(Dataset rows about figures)

╔══

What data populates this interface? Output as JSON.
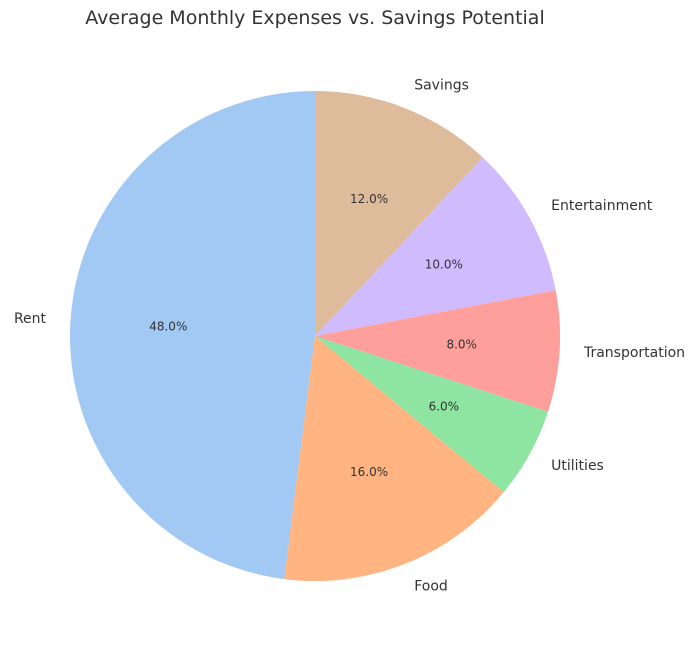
{
  "chart_data": {
    "type": "pie",
    "title": "Average Monthly Expenses vs. Savings Potential",
    "start_angle_deg": 90,
    "direction": "counterclockwise",
    "legend": "none",
    "slices": [
      {
        "label": "Rent",
        "value": 48.0,
        "pct_label": "48.0%",
        "color": "#a1c9f4"
      },
      {
        "label": "Food",
        "value": 16.0,
        "pct_label": "16.0%",
        "color": "#ffb482"
      },
      {
        "label": "Utilities",
        "value": 6.0,
        "pct_label": "6.0%",
        "color": "#8de5a1"
      },
      {
        "label": "Transportation",
        "value": 8.0,
        "pct_label": "8.0%",
        "color": "#ff9f9b"
      },
      {
        "label": "Entertainment",
        "value": 10.0,
        "pct_label": "10.0%",
        "color": "#d0bbff"
      },
      {
        "label": "Savings",
        "value": 12.0,
        "pct_label": "12.0%",
        "color": "#debb9b"
      }
    ]
  }
}
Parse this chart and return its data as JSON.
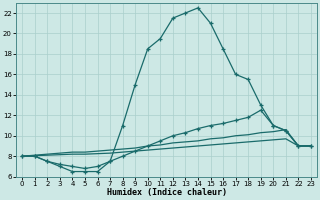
{
  "xlabel": "Humidex (Indice chaleur)",
  "bg_color": "#cde8e5",
  "grid_color": "#aacfcc",
  "line_color": "#1a6b6b",
  "xlim": [
    -0.5,
    23.5
  ],
  "ylim": [
    6,
    23
  ],
  "xticks": [
    0,
    1,
    2,
    3,
    4,
    5,
    6,
    7,
    8,
    9,
    10,
    11,
    12,
    13,
    14,
    15,
    16,
    17,
    18,
    19,
    20,
    21,
    22,
    23
  ],
  "yticks": [
    6,
    8,
    10,
    12,
    14,
    16,
    18,
    20,
    22
  ],
  "line1_y": [
    8.0,
    8.0,
    7.5,
    7.0,
    6.5,
    6.5,
    6.5,
    7.5,
    11.0,
    15.0,
    18.5,
    19.5,
    21.5,
    22.0,
    22.5,
    21.0,
    18.5,
    16.0,
    15.5,
    13.0,
    11.0,
    10.5,
    9.0,
    9.0
  ],
  "line2_y": [
    8.0,
    8.0,
    7.5,
    7.2,
    7.0,
    6.8,
    7.0,
    7.5,
    8.0,
    8.5,
    9.0,
    9.5,
    10.0,
    10.3,
    10.7,
    11.0,
    11.2,
    11.5,
    11.8,
    12.5,
    11.0,
    10.5,
    9.0,
    9.0
  ],
  "line3_y": [
    8.0,
    8.1,
    8.2,
    8.3,
    8.4,
    8.4,
    8.5,
    8.6,
    8.7,
    8.8,
    9.0,
    9.1,
    9.3,
    9.4,
    9.5,
    9.7,
    9.8,
    10.0,
    10.1,
    10.3,
    10.4,
    10.6,
    9.0,
    9.0
  ],
  "line4_y": [
    8.0,
    8.05,
    8.1,
    8.15,
    8.2,
    8.2,
    8.25,
    8.3,
    8.4,
    8.5,
    8.6,
    8.7,
    8.8,
    8.9,
    9.0,
    9.1,
    9.2,
    9.3,
    9.4,
    9.5,
    9.6,
    9.7,
    9.0,
    9.0
  ]
}
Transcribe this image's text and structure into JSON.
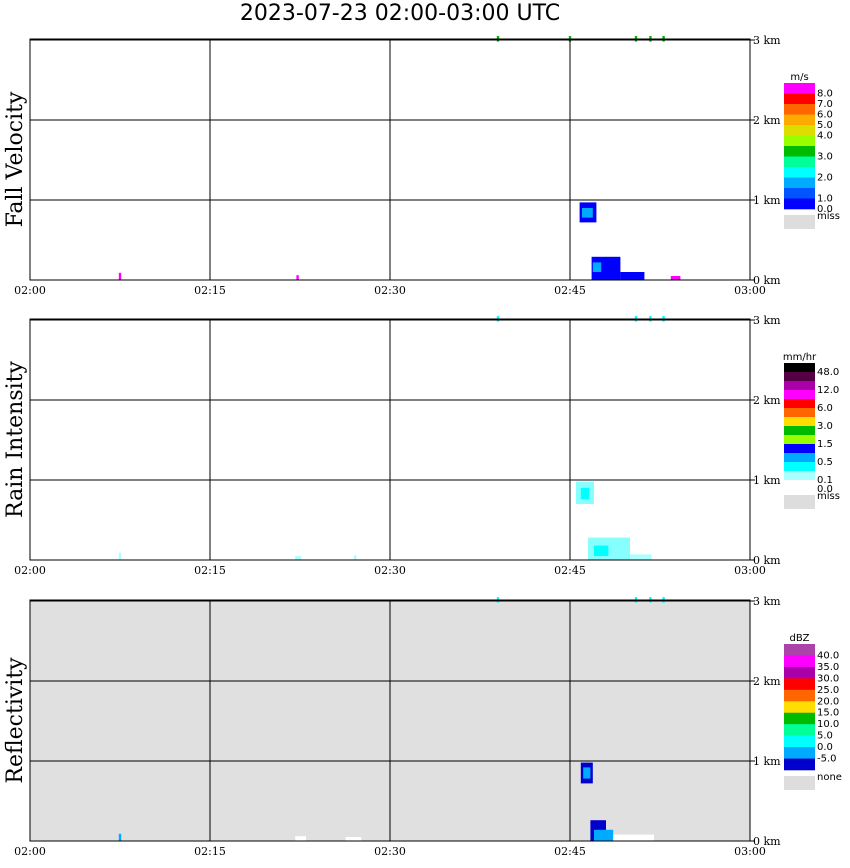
{
  "title": "2023-07-23   02:00-03:00 UTC",
  "chart_data": [
    {
      "type": "heatmap",
      "ylabel": "Fall Velocity",
      "x_ticks": [
        "02:00",
        "02:15",
        "02:30",
        "02:45",
        "03:00"
      ],
      "y_ticks": [
        "0 km",
        "1 km",
        "2 km",
        "3 km"
      ],
      "xlim": [
        "02:00",
        "03:00"
      ],
      "ylim_km": [
        0,
        3.2
      ],
      "background": "#ffffff",
      "colorbar": {
        "unit": "m/s",
        "colors": [
          "#ff00ff",
          "#ff0000",
          "#ff6600",
          "#ffaa00",
          "#dddd00",
          "#99ff00",
          "#00bb00",
          "#00ff99",
          "#00ffff",
          "#00aaff",
          "#0055ff",
          "#0000ff"
        ],
        "labels": [
          "8.0",
          "7.0",
          "6.0",
          "5.0",
          "4.0",
          "3.0",
          "2.0",
          "1.0",
          "0.0"
        ],
        "label_steps": [
          1,
          2,
          3,
          4,
          5,
          7,
          9,
          11,
          12
        ],
        "miss_label": "miss",
        "miss_color": "#dddddd"
      },
      "features": [
        {
          "t0": 45.8,
          "t1": 47.2,
          "h0": 0.72,
          "h1": 0.97,
          "color": "#0000ff"
        },
        {
          "t0": 46.0,
          "t1": 46.9,
          "h0": 0.78,
          "h1": 0.9,
          "color": "#00aaff"
        },
        {
          "t0": 46.8,
          "t1": 49.2,
          "h0": 0.0,
          "h1": 0.29,
          "color": "#0000ff"
        },
        {
          "t0": 49.2,
          "t1": 51.2,
          "h0": 0.0,
          "h1": 0.1,
          "color": "#0000ff"
        },
        {
          "t0": 46.9,
          "t1": 47.6,
          "h0": 0.1,
          "h1": 0.22,
          "color": "#00aaff"
        },
        {
          "t0": 53.4,
          "t1": 54.2,
          "h0": 0.0,
          "h1": 0.05,
          "color": "#ff00ff"
        },
        {
          "t0": 7.4,
          "t1": 7.6,
          "h0": 0.0,
          "h1": 0.09,
          "color": "#ff00ff"
        },
        {
          "t0": 22.2,
          "t1": 22.4,
          "h0": 0.0,
          "h1": 0.06,
          "color": "#ff00ff"
        },
        {
          "t0": 38.9,
          "t1": 39.1,
          "h0": 2.98,
          "h1": 3.05,
          "color": "#00bb00"
        },
        {
          "t0": 44.9,
          "t1": 45.1,
          "h0": 2.98,
          "h1": 3.05,
          "color": "#00bb00"
        },
        {
          "t0": 50.4,
          "t1": 50.6,
          "h0": 2.98,
          "h1": 3.05,
          "color": "#00bb00"
        },
        {
          "t0": 51.6,
          "t1": 51.8,
          "h0": 2.98,
          "h1": 3.05,
          "color": "#00bb00"
        },
        {
          "t0": 52.7,
          "t1": 52.9,
          "h0": 2.98,
          "h1": 3.05,
          "color": "#00bb00"
        }
      ]
    },
    {
      "type": "heatmap",
      "ylabel": "Rain Intensity",
      "x_ticks": [
        "02:00",
        "02:15",
        "02:30",
        "02:45",
        "03:00"
      ],
      "y_ticks": [
        "0 km",
        "1 km",
        "2 km",
        "3 km"
      ],
      "xlim": [
        "02:00",
        "03:00"
      ],
      "ylim_km": [
        0,
        3.2
      ],
      "background": "#ffffff",
      "colorbar": {
        "unit": "mm/hr",
        "colors": [
          "#000000",
          "#550044",
          "#aa00aa",
          "#ff00ff",
          "#ff0000",
          "#ff6600",
          "#ffdd00",
          "#00bb00",
          "#99ff00",
          "#0000ff",
          "#00aaff",
          "#00ffff",
          "#aaffff",
          "#ffffff"
        ],
        "labels": [
          "48.0",
          "12.0",
          "6.0",
          "3.0",
          "1.5",
          "0.5",
          "0.1",
          "0.0"
        ],
        "label_steps": [
          1,
          3,
          5,
          7,
          9,
          11,
          13,
          14
        ],
        "miss_label": "miss",
        "miss_color": "#dddddd"
      },
      "features": [
        {
          "t0": 45.5,
          "t1": 47.0,
          "h0": 0.7,
          "h1": 0.98,
          "color": "#88ffff"
        },
        {
          "t0": 45.9,
          "t1": 46.6,
          "h0": 0.76,
          "h1": 0.9,
          "color": "#00ffff"
        },
        {
          "t0": 46.5,
          "t1": 50.0,
          "h0": 0.0,
          "h1": 0.28,
          "color": "#88ffff"
        },
        {
          "t0": 50.0,
          "t1": 51.8,
          "h0": 0.0,
          "h1": 0.07,
          "color": "#aaffff"
        },
        {
          "t0": 47.0,
          "t1": 48.2,
          "h0": 0.05,
          "h1": 0.18,
          "color": "#00ffff"
        },
        {
          "t0": 7.4,
          "t1": 7.6,
          "h0": 0.0,
          "h1": 0.09,
          "color": "#aaffff"
        },
        {
          "t0": 22.1,
          "t1": 22.6,
          "h0": 0.0,
          "h1": 0.05,
          "color": "#aaffff"
        },
        {
          "t0": 27.0,
          "t1": 27.2,
          "h0": 0.0,
          "h1": 0.06,
          "color": "#aaffff"
        },
        {
          "t0": 38.9,
          "t1": 39.1,
          "h0": 2.98,
          "h1": 3.05,
          "color": "#00ffff"
        },
        {
          "t0": 50.4,
          "t1": 50.6,
          "h0": 2.98,
          "h1": 3.05,
          "color": "#00ffff"
        },
        {
          "t0": 51.6,
          "t1": 51.8,
          "h0": 2.98,
          "h1": 3.05,
          "color": "#00ffff"
        },
        {
          "t0": 52.7,
          "t1": 52.9,
          "h0": 2.98,
          "h1": 3.05,
          "color": "#00ffff"
        }
      ]
    },
    {
      "type": "heatmap",
      "ylabel": "Reflectivity",
      "x_ticks": [
        "02:00",
        "02:15",
        "02:30",
        "02:45",
        "03:00"
      ],
      "y_ticks": [
        "0 km",
        "1 km",
        "2 km",
        "3 km"
      ],
      "xlim": [
        "02:00",
        "03:00"
      ],
      "ylim_km": [
        0,
        3.2
      ],
      "background": "#e0e0e0",
      "colorbar": {
        "unit": "dBZ",
        "colors": [
          "#aa44aa",
          "#ff00ff",
          "#aa00aa",
          "#ff0000",
          "#ff6600",
          "#ffdd00",
          "#00bb00",
          "#00ff99",
          "#00ffff",
          "#00aaff",
          "#0000cc"
        ],
        "labels": [
          "40.0",
          "35.0",
          "30.0",
          "25.0",
          "20.0",
          "15.0",
          "10.0",
          "5.0",
          "0.0",
          "-5.0"
        ],
        "label_steps": [
          1,
          2,
          3,
          4,
          5,
          6,
          7,
          8,
          9,
          10
        ],
        "miss_label": "none",
        "miss_color": "#dddddd"
      },
      "features": [
        {
          "t0": 45.9,
          "t1": 46.9,
          "h0": 0.72,
          "h1": 0.98,
          "color": "#0000cc"
        },
        {
          "t0": 46.1,
          "t1": 46.7,
          "h0": 0.78,
          "h1": 0.92,
          "color": "#00aaff"
        },
        {
          "t0": 46.7,
          "t1": 48.0,
          "h0": 0.0,
          "h1": 0.26,
          "color": "#0000cc"
        },
        {
          "t0": 47.0,
          "t1": 48.6,
          "h0": 0.0,
          "h1": 0.14,
          "color": "#00aaff"
        },
        {
          "t0": 48.6,
          "t1": 52.0,
          "h0": 0.0,
          "h1": 0.08,
          "color": "#ffffff"
        },
        {
          "t0": 22.1,
          "t1": 23.0,
          "h0": 0.0,
          "h1": 0.06,
          "color": "#ffffff"
        },
        {
          "t0": 26.3,
          "t1": 27.6,
          "h0": 0.0,
          "h1": 0.05,
          "color": "#ffffff"
        },
        {
          "t0": 7.4,
          "t1": 7.6,
          "h0": 0.0,
          "h1": 0.09,
          "color": "#00aaff"
        },
        {
          "t0": 38.9,
          "t1": 39.1,
          "h0": 2.98,
          "h1": 3.05,
          "color": "#00ffff"
        },
        {
          "t0": 50.4,
          "t1": 50.6,
          "h0": 2.98,
          "h1": 3.05,
          "color": "#00ffff"
        },
        {
          "t0": 51.6,
          "t1": 51.8,
          "h0": 2.98,
          "h1": 3.05,
          "color": "#00ffff"
        },
        {
          "t0": 52.7,
          "t1": 52.9,
          "h0": 2.98,
          "h1": 3.05,
          "color": "#00ffff"
        }
      ]
    }
  ]
}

╚══

Exercise aim: In the records above, find the lines containing "title" and copy them.

Answer:
    "title": "Average Monthly Expenses vs. Savings Potential",
  "title": "2023-07-23   02:00-03:00 UTC",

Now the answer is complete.